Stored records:
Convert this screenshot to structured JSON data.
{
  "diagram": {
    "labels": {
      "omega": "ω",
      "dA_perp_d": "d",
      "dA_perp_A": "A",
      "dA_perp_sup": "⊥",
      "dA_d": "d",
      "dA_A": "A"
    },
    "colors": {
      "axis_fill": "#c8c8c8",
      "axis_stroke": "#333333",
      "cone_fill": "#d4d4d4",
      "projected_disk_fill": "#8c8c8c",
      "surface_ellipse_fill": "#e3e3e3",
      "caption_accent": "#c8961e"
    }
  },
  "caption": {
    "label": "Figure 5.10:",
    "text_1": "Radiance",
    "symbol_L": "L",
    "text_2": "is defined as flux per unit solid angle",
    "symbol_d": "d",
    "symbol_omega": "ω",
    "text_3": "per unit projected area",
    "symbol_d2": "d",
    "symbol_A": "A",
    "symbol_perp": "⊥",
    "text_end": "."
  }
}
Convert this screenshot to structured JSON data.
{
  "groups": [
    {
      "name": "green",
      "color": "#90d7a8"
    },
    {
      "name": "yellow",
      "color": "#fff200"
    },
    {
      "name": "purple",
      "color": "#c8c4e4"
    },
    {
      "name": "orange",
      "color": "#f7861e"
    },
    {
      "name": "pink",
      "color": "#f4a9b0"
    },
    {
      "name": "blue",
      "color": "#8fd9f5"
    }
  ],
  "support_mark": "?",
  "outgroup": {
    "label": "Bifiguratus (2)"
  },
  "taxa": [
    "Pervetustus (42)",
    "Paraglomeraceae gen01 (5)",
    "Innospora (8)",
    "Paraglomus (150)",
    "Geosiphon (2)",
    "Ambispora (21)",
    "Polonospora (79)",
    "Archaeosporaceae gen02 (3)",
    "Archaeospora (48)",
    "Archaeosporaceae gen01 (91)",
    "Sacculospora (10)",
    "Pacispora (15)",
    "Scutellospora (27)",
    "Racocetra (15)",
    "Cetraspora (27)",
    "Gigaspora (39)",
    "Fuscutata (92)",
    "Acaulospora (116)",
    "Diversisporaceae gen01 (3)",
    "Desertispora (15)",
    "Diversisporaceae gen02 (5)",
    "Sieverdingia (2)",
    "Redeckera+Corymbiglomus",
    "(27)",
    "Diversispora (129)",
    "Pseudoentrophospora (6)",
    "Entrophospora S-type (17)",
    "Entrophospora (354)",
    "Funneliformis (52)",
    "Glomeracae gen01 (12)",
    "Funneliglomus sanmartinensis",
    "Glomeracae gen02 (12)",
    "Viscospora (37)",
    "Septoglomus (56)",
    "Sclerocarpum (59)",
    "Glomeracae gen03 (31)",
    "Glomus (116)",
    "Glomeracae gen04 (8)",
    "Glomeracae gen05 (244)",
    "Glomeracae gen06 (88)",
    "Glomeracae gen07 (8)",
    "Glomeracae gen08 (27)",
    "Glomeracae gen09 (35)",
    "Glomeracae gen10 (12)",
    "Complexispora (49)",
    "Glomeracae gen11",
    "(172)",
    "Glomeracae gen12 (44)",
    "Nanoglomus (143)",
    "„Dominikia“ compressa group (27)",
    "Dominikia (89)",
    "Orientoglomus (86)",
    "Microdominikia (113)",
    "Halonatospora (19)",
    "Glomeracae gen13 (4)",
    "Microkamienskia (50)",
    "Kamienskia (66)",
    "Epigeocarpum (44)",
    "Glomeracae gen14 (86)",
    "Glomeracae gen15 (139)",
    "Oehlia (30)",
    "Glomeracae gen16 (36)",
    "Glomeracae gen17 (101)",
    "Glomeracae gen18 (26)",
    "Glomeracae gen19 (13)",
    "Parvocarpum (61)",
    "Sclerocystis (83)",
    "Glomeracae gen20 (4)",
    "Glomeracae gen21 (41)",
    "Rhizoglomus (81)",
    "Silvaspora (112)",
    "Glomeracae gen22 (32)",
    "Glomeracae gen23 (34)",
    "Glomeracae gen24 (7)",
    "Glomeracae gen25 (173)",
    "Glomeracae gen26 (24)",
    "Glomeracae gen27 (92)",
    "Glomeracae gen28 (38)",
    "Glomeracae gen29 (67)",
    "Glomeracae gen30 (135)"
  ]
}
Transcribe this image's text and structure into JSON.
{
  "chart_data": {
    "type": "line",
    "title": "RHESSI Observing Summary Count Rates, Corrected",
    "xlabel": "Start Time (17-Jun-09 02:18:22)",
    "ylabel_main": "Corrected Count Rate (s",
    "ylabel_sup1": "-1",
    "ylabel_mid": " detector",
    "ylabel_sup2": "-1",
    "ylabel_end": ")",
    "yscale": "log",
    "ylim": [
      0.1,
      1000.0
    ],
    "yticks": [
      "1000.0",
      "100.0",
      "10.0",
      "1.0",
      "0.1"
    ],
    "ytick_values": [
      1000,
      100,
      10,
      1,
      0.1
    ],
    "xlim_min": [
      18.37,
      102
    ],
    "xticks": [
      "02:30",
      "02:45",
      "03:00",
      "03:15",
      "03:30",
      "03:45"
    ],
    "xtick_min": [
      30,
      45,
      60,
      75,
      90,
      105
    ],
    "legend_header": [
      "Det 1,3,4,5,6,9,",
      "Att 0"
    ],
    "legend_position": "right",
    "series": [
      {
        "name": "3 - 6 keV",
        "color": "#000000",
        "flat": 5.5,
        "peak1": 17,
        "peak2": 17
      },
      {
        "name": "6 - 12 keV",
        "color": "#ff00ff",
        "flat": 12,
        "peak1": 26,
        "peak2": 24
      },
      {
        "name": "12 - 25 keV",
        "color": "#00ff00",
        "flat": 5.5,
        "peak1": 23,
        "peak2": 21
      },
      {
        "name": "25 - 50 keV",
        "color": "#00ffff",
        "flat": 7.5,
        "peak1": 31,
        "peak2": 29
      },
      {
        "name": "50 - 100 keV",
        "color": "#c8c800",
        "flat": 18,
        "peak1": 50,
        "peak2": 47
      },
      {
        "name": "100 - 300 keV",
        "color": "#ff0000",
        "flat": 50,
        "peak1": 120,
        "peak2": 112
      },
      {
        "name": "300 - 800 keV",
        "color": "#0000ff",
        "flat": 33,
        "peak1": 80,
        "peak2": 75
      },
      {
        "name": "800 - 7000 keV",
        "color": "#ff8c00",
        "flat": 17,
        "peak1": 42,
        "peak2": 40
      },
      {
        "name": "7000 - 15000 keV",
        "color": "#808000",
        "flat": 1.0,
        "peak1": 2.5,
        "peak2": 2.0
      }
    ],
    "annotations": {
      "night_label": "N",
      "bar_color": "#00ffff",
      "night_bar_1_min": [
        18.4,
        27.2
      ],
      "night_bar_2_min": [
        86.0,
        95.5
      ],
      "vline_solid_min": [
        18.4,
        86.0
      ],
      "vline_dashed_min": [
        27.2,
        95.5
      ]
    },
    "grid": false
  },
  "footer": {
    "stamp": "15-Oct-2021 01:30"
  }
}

...

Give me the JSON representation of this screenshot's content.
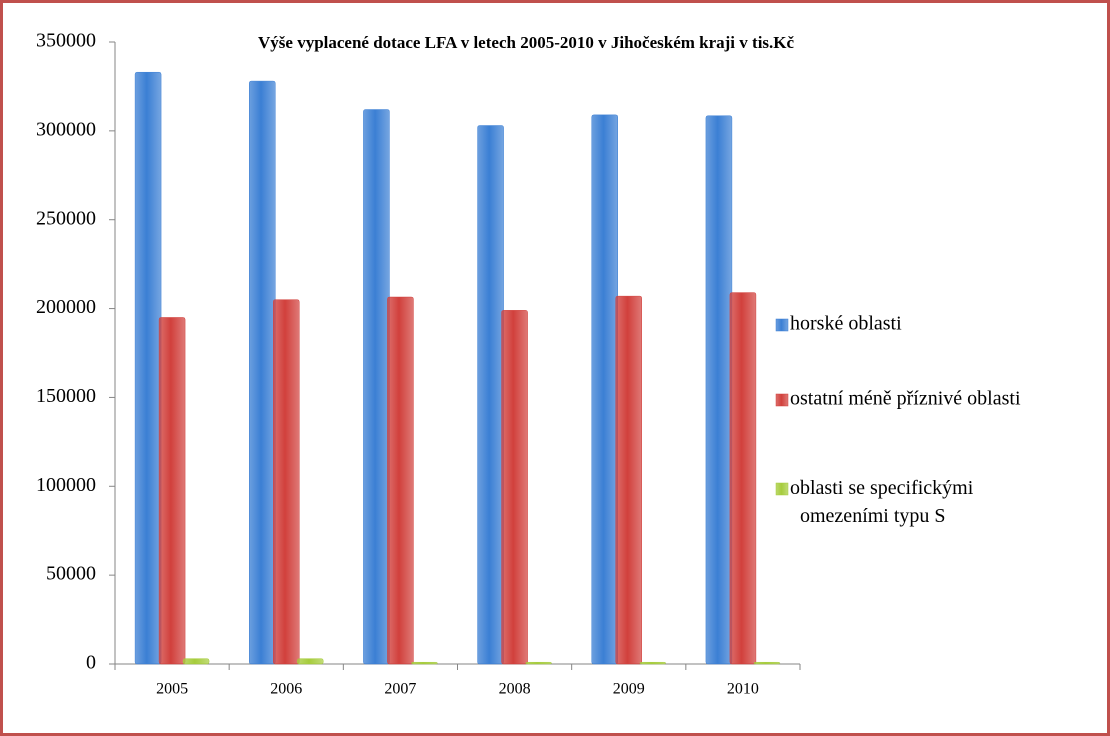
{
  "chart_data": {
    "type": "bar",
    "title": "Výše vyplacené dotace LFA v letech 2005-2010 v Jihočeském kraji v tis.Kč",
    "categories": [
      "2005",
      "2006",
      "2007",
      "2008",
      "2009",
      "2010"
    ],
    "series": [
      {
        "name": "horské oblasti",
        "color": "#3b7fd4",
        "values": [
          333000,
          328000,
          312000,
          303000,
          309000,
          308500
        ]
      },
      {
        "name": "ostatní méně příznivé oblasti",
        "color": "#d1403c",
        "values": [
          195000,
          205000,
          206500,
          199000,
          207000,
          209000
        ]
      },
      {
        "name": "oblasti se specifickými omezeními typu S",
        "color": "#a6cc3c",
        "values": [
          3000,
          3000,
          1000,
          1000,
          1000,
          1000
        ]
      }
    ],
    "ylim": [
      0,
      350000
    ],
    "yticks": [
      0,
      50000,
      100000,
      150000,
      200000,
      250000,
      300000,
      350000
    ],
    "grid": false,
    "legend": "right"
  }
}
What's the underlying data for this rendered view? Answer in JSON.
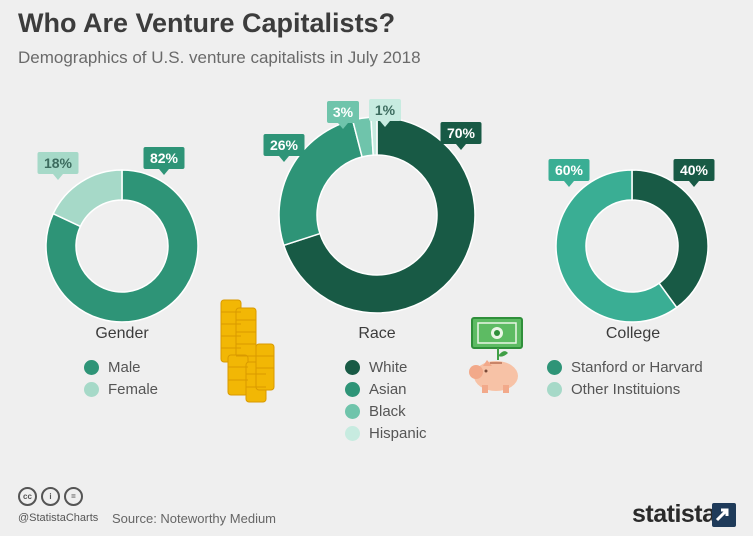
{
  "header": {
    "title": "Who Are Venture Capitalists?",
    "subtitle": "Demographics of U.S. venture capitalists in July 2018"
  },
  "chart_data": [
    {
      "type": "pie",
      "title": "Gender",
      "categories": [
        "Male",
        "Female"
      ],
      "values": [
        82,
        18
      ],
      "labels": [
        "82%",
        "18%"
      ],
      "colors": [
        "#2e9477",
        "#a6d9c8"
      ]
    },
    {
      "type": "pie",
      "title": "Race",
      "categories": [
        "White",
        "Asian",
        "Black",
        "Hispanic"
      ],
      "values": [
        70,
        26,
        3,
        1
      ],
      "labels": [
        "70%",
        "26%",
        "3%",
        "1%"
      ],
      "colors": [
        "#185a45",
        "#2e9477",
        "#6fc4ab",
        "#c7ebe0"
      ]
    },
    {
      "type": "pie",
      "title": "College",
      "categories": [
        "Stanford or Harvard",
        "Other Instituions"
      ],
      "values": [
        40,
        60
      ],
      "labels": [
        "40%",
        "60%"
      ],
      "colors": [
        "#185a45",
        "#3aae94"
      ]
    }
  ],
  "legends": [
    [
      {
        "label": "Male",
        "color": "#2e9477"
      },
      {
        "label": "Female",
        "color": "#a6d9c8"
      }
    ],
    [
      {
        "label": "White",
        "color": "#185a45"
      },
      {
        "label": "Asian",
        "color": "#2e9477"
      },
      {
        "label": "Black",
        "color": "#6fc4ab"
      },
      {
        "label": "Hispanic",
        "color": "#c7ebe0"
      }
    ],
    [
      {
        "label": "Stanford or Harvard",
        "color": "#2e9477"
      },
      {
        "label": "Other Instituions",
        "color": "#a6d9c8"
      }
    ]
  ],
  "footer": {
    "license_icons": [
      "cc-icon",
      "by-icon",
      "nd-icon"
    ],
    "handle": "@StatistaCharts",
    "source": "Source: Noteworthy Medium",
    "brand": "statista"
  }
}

...

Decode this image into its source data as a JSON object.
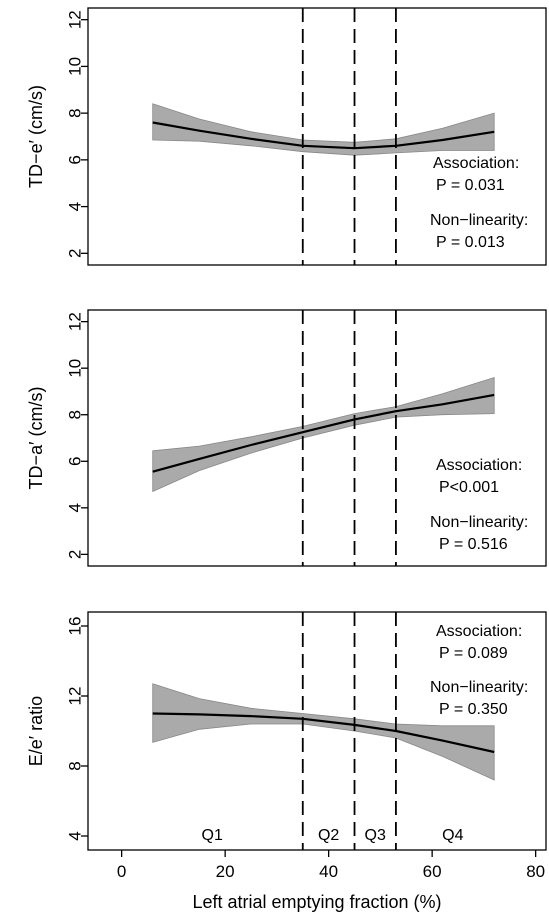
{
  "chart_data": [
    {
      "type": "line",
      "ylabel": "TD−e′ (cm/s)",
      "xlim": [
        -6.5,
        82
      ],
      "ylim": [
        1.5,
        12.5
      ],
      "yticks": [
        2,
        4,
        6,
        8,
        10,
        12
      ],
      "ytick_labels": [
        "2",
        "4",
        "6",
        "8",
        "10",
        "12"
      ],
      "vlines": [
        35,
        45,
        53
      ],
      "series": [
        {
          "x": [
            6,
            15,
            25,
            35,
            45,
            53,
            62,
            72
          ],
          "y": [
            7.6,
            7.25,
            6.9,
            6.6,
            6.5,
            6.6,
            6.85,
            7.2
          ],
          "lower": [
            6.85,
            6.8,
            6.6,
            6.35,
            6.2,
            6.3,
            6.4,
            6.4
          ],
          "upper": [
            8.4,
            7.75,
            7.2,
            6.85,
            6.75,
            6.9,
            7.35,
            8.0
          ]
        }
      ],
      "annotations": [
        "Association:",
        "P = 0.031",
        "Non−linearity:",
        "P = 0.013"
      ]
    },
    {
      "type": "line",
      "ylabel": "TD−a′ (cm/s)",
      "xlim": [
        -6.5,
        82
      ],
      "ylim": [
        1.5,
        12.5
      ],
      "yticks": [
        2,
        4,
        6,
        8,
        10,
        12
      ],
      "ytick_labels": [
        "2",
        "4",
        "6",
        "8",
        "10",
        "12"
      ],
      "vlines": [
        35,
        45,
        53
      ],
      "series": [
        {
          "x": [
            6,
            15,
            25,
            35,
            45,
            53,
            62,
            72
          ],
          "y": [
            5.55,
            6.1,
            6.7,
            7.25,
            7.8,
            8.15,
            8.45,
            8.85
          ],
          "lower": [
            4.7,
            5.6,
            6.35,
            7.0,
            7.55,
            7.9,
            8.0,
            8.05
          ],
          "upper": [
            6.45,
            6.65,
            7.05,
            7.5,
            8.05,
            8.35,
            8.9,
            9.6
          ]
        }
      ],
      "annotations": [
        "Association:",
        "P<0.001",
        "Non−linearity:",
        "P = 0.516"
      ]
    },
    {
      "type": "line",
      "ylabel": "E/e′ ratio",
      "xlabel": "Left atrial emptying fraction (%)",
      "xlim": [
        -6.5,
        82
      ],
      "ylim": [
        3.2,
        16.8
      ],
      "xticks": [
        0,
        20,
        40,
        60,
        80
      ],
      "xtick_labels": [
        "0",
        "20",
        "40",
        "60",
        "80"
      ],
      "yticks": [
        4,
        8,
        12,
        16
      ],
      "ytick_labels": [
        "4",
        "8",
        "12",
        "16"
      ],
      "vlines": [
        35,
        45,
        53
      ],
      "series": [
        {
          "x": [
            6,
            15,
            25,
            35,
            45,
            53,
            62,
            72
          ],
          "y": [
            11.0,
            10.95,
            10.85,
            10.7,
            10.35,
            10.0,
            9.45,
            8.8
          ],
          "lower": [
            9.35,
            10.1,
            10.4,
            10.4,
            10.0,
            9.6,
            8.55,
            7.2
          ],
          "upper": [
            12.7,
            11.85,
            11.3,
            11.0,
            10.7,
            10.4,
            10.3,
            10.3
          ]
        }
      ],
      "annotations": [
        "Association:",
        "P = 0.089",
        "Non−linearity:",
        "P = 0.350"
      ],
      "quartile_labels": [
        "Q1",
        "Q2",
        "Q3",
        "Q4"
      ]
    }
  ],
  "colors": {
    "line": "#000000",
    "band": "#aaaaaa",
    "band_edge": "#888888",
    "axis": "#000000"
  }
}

* _GOAL_:
Pull out every line containing "right".

* _TASK ANSWER_:
    "legend_position": "right",
    "legend": "right"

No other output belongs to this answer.